Source:
►

There’s a brilliant video that we’ve made with Alan from the Public Guardian, which is on the GDS YouTube page. We can tweet the link afterwards, but that’s a really good video of Alan – who’s a lawyer, I guess – explaining how agile was new to him and how useful he finds it, so I would encourage Richard to watch that video.

Giles: Okay. We’ve got another one here from Luke. Luke says, “What is an appropriate level of involvement from users when considering design?”

Ben Terrett: Loads. You should be user… You should be using user research everywhere; you should be testing all your designs. You should encourage that; you should try and test this along the way.

There come moments where you have to take leaps, particularly at the start of the project. I think you have to… Certain bits of certain things you have to take a punt and test it, but you should welcome and encourage testing – and all sorts of testing, whether it’s formal testing in a lab, or gorilla testing is really easy to do.

Guerilla testing is really helpful for designers, I think, because it’s really quick, and you can do it on paper and you can sketch it, and you can get an idea down really quickly on paper and then run downstairs to the local café, and you only need to talk to two or three people to find out whether that works or not, so that’s a thing to do.

Giles: Can you talk…? Yes, go on, have a swig of water. You haven’t got much. Can you talk a little bit about how we do design here at GDS, because the design team isn’t a team sitting in a room all together, is it?

Ben Terrett: No.

Giles: How does it work?

Ben Terrett: No, so the designers all work in product teams. The delivery managers really… The team, with the delivery manager, decide what the designer’s going to be working on in the sprints and every day. The team comes together once a week and we have a shared mission about what design means to us and what type of design. We have standards and that kind of thing, so we have that kind of shared mission, but day-to-day they’re in the teams. They work in the product teams and it’s the team that decides what those people are working on.

The big difference, I think, when we speak to other people, other design teams working on big web products, is they often have a separate UX team that doesn’t work in individual product teams, and sits elsewhere, and often makes designs or wireframes and then throws them over the wall to a product team or to a dev team.

We don’t do that here; we’ve made a really conscious effort to not do that. We don’t have a UX team, for two reasons: we think design and user research should be two separate… They’re important enough to be two separate roles and you should have both those people on the team.

We also think that user research is the responsibility of everyone in the team. Too often people go, “We’ll do this and we’ll spend six months building it, and then we’ll get two weeks of UX at the end and that will fix the UX.” That won’t, because that has to be everywhere, so we don’t have a UX team and we have designers and user researchers working in the product team.

Giles: Brilliant. Here’s one that I’m going to adjust the question slightly. The question – this is from ‘@tech4X’, who says, “Do you have any book recommendations for junior project managers trying to get into groups with agile?” I’m going to change that slightly: do you have any book recommendations about design as well?

◄

[Visual layout annotation data]
►

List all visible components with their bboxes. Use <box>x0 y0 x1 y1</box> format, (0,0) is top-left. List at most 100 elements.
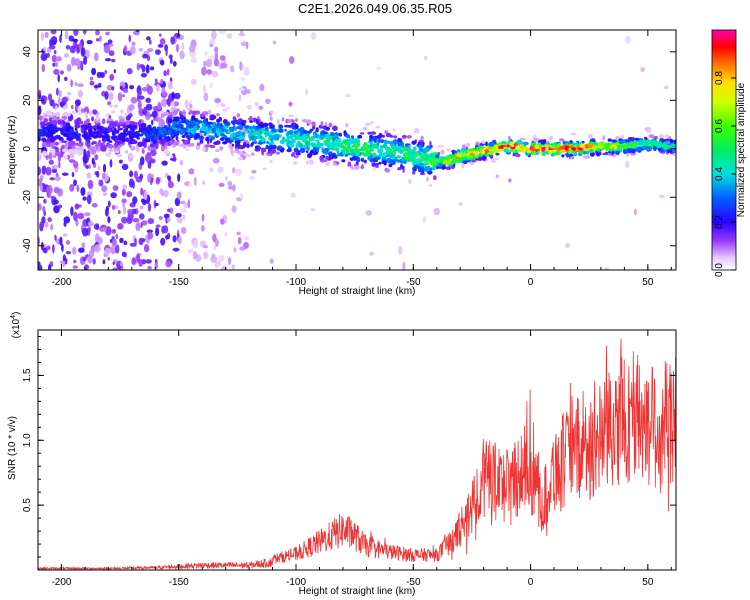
ridge-blob <box>467 155 470 159</box>
noise-blob <box>77 83 84 87</box>
noise-blob <box>82 30 87 35</box>
ridge-blob <box>350 167 356 170</box>
ridge-blob <box>461 148 465 153</box>
noise-blob <box>80 47 86 57</box>
ridge-blob <box>168 130 172 134</box>
noise-blob <box>305 88 309 96</box>
figure-title: C2E1.2026.049.06.35.R05 <box>298 1 452 16</box>
noise-blob <box>237 236 242 245</box>
ridge-blob <box>440 149 445 155</box>
ridge-blob <box>126 124 132 129</box>
ridge-blob <box>182 127 186 133</box>
noise-blob <box>38 264 43 270</box>
ridge-blob <box>649 135 655 139</box>
ridge-blob <box>203 131 207 137</box>
ridge-blob <box>303 139 308 144</box>
ridge-blob <box>264 133 268 138</box>
ridge-blob <box>222 108 228 112</box>
ridge-blob <box>456 152 462 158</box>
noise-blob <box>158 118 165 128</box>
ridge-blob <box>59 120 66 125</box>
noise-blob <box>128 104 135 111</box>
ridge-blob <box>50 125 55 131</box>
ridge-blob <box>452 149 455 155</box>
ridge-blob <box>249 115 253 119</box>
colorbar-label: Normalized spectral amplitude <box>736 82 747 217</box>
ridge-blob <box>337 142 344 145</box>
ridge-blob <box>518 148 522 153</box>
noise-blob <box>40 32 44 41</box>
noise-blob <box>54 234 57 241</box>
noise-blob <box>104 247 111 256</box>
ridge-blob <box>342 146 349 151</box>
ridge-blob <box>61 125 66 131</box>
ridge-blob <box>45 132 50 138</box>
noise-blob <box>65 251 72 255</box>
ridge-blob <box>51 150 56 156</box>
ridge-blob <box>231 132 235 136</box>
noise-blob <box>148 39 152 45</box>
noise-blob <box>146 151 152 161</box>
noise-blob <box>131 41 136 46</box>
noise-blob <box>174 197 181 207</box>
ridge-blob <box>110 135 117 140</box>
ridge-blob <box>521 147 526 152</box>
ridge-blob <box>588 149 594 154</box>
noise-blob <box>239 246 246 251</box>
noise-blob <box>165 260 172 268</box>
ridge-blob <box>519 137 526 141</box>
noise-blob <box>102 163 107 173</box>
noise-blob <box>167 97 172 107</box>
ridge-blob <box>150 143 154 148</box>
ridge-blob <box>429 140 432 147</box>
noise-blob <box>38 106 42 116</box>
noise-blob <box>81 242 86 249</box>
ridge-blob <box>286 136 290 140</box>
ridge-blob <box>233 137 240 141</box>
ridge-blob <box>330 131 334 137</box>
ridge-blob <box>59 137 64 141</box>
ridge-blob <box>329 151 333 156</box>
ridge-blob <box>125 137 130 143</box>
noise-blob <box>145 234 149 243</box>
noise-blob <box>64 30 69 40</box>
noise-blob <box>164 44 169 52</box>
ridge-blob <box>407 151 411 157</box>
ridge-blob <box>333 147 340 152</box>
noise-blob <box>163 190 169 198</box>
noise-blob <box>140 187 144 196</box>
ridge-blob <box>490 158 497 163</box>
ridge-blob <box>220 103 226 108</box>
snr-xtick-label: 0 <box>528 577 534 588</box>
noise-blob <box>147 231 154 240</box>
noise-blob <box>59 34 62 43</box>
noise-blob <box>177 235 182 245</box>
noise-blob <box>39 221 45 230</box>
noise-blob <box>83 55 88 65</box>
noise-blob <box>288 56 295 64</box>
ridge-blob <box>356 148 361 152</box>
ridge-blob <box>62 148 68 153</box>
ridge-blob <box>169 141 174 145</box>
ridge-blob <box>270 128 277 133</box>
noise-blob <box>217 166 224 173</box>
ridge-blob <box>533 137 540 143</box>
ridge-blob <box>44 126 51 131</box>
noise-blob <box>42 165 47 174</box>
noise-blob <box>92 258 96 265</box>
noise-blob <box>56 87 59 96</box>
ridge-blob <box>86 139 91 144</box>
ridge-blob <box>381 160 387 165</box>
ridge-blob <box>264 122 269 127</box>
ridge-blob <box>669 138 674 144</box>
ridge-blob <box>403 160 407 164</box>
noise-blob <box>151 110 159 118</box>
ridge-blob <box>615 149 622 152</box>
noise-blob <box>212 233 217 243</box>
ridge-blob <box>51 142 56 148</box>
ridge-blob <box>211 127 216 133</box>
ridge-blob <box>83 120 90 125</box>
ridge-blob <box>170 154 174 159</box>
ridge-blob <box>494 148 500 153</box>
noise-blob <box>145 103 153 111</box>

◄

Exercise requirements:
(a) List every person or account handle named in the transcript.
(b) Answer these questions using the transcript:
(i) On which page is the video made with Alan from the Public Guardian?
(ii) In guerrilla testing, how many people do you need to talk to in order to find out whether an idea works?
(iii) How often does the GDS design team come together?
(c) Using the transcript, explain why GDS has no UX team.

The answers:
(a) Alan, Richard, Giles, Luke, Ben Terrett, '@tech4X'

(b)
(i) The GDS YouTube page.
(ii) Two or three people.
(iii) Once a week.

(c) GDS thinks design and user research are important enough to be two separate roles, with both on the team. It also holds that user research is the responsibility of everyone in the team and has to be everywhere, not added at the end.